*Direction*
The listing below should be written out exactly; please include all of it.

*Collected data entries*
☆ ☆ ☆

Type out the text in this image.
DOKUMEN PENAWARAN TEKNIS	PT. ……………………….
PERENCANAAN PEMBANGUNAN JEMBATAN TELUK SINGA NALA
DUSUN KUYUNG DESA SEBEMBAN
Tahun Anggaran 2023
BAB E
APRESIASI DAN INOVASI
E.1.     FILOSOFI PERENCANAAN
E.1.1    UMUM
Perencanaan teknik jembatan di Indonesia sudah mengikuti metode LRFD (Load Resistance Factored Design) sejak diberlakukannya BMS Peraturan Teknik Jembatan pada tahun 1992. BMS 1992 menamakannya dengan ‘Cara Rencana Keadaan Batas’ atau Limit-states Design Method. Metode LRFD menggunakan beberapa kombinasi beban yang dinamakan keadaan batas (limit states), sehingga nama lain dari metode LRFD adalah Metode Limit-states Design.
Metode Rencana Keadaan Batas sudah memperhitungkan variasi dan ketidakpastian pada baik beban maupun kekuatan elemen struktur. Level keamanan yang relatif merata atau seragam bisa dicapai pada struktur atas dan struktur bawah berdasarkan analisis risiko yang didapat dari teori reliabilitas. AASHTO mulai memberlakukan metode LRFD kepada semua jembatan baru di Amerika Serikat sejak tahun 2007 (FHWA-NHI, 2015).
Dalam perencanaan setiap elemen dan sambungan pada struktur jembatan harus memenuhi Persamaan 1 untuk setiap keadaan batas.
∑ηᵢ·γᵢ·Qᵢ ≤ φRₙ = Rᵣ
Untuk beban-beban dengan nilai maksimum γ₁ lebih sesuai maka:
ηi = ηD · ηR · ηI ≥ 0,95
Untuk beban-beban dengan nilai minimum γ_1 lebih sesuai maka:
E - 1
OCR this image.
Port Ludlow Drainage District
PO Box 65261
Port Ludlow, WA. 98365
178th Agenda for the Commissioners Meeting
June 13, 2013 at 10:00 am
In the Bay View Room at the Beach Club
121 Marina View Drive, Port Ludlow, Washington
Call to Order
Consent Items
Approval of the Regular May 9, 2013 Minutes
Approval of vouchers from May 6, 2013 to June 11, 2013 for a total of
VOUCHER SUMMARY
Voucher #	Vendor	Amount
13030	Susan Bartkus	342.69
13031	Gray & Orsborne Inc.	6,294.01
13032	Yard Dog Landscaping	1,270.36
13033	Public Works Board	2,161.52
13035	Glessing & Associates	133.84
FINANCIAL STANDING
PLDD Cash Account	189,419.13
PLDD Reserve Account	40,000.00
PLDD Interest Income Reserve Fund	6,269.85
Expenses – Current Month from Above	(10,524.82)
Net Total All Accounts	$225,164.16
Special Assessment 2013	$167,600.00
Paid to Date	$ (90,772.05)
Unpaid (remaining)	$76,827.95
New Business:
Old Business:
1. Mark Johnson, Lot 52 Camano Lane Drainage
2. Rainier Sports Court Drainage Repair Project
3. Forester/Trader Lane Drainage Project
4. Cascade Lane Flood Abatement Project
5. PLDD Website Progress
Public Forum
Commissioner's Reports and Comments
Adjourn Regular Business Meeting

☆ ☆ ☆

*Output for this exercise*
Type out the text in this image.
DOKUMEN PENAWARAN TEKNIS	PT. ……………………….
PERENCANAAN PEMBANGUNAN JEMBATAN TELUK SINGA NALA
DUSUN KUYUNG DESA SEBEMBAN
Tahun Anggaran 2023
BAB E
APRESIASI DAN INOVASI
E.1.     FILOSOFI PERENCANAAN
E.1.1    UMUM
Perencanaan teknik jembatan di Indonesia sudah mengikuti metode LRFD (Load Resistance Factored Design) sejak diberlakukannya BMS Peraturan Teknik Jembatan pada tahun 1992. BMS 1992 menamakannya dengan ‘Cara Rencana Keadaan Batas’ atau Limit-states Design Method. Metode LRFD menggunakan beberapa kombinasi beban yang dinamakan keadaan batas (limit states), sehingga nama lain dari metode LRFD adalah Metode Limit-states Design.
Metode Rencana Keadaan Batas sudah memperhitungkan variasi dan ketidakpastian pada baik beban maupun kekuatan elemen struktur. Level keamanan yang relatif merata atau seragam bisa dicapai pada struktur atas dan struktur bawah berdasarkan analisis risiko yang didapat dari teori reliabilitas. AASHTO mulai memberlakukan metode LRFD kepada semua jembatan baru di Amerika Serikat sejak tahun 2007 (FHWA-NHI, 2015).
Dalam perencanaan setiap elemen dan sambungan pada struktur jembatan harus memenuhi Persamaan 1 untuk setiap keadaan batas.
∑ηᵢ·γᵢ·Qᵢ ≤ φRₙ = Rᵣ
Untuk beban-beban dengan nilai maksimum γ₁ lebih sesuai maka:
ηi = ηD · ηR · ηI ≥ 0,95
Untuk beban-beban dengan nilai minimum γ_1 lebih sesuai maka:
E - 1
OCR this image.
Port Ludlow Drainage District
PO Box 65261
Port Ludlow, WA. 98365
178th Agenda for the Commissioners Meeting
June 13, 2013 at 10:00 am
In the Bay View Room at the Beach Club
121 Marina View Drive, Port Ludlow, Washington
Call to Order
Consent Items
Approval of the Regular May 9, 2013 Minutes
Approval of vouchers from May 6, 2013 to June 11, 2013 for a total of
VOUCHER SUMMARY
Voucher #	Vendor	Amount
13030	Susan Bartkus	342.69
13031	Gray & Orsborne Inc.	6,294.01
13032	Yard Dog Landscaping	1,270.36
13033	Public Works Board	2,161.52
13035	Glessing & Associates	133.84
FINANCIAL STANDING
PLDD Cash Account	189,419.13
PLDD Reserve Account	40,000.00
PLDD Interest Income Reserve Fund	6,269.85
Expenses – Current Month from Above	(10,524.82)
Net Total All Accounts	$225,164.16
Special Assessment 2013	$167,600.00
Paid to Date	$ (90,772.05)
Unpaid (remaining)	$76,827.95
New Business:
Old Business:
1. Mark Johnson, Lot 52 Camano Lane Drainage
2. Rainier Sports Court Drainage Repair Project
3. Forester/Trader Lane Drainage Project
4. Cascade Lane Flood Abatement Project
5. PLDD Website Progress
Public Forum
Commissioner's Reports and Comments
Adjourn Regular Business Meeting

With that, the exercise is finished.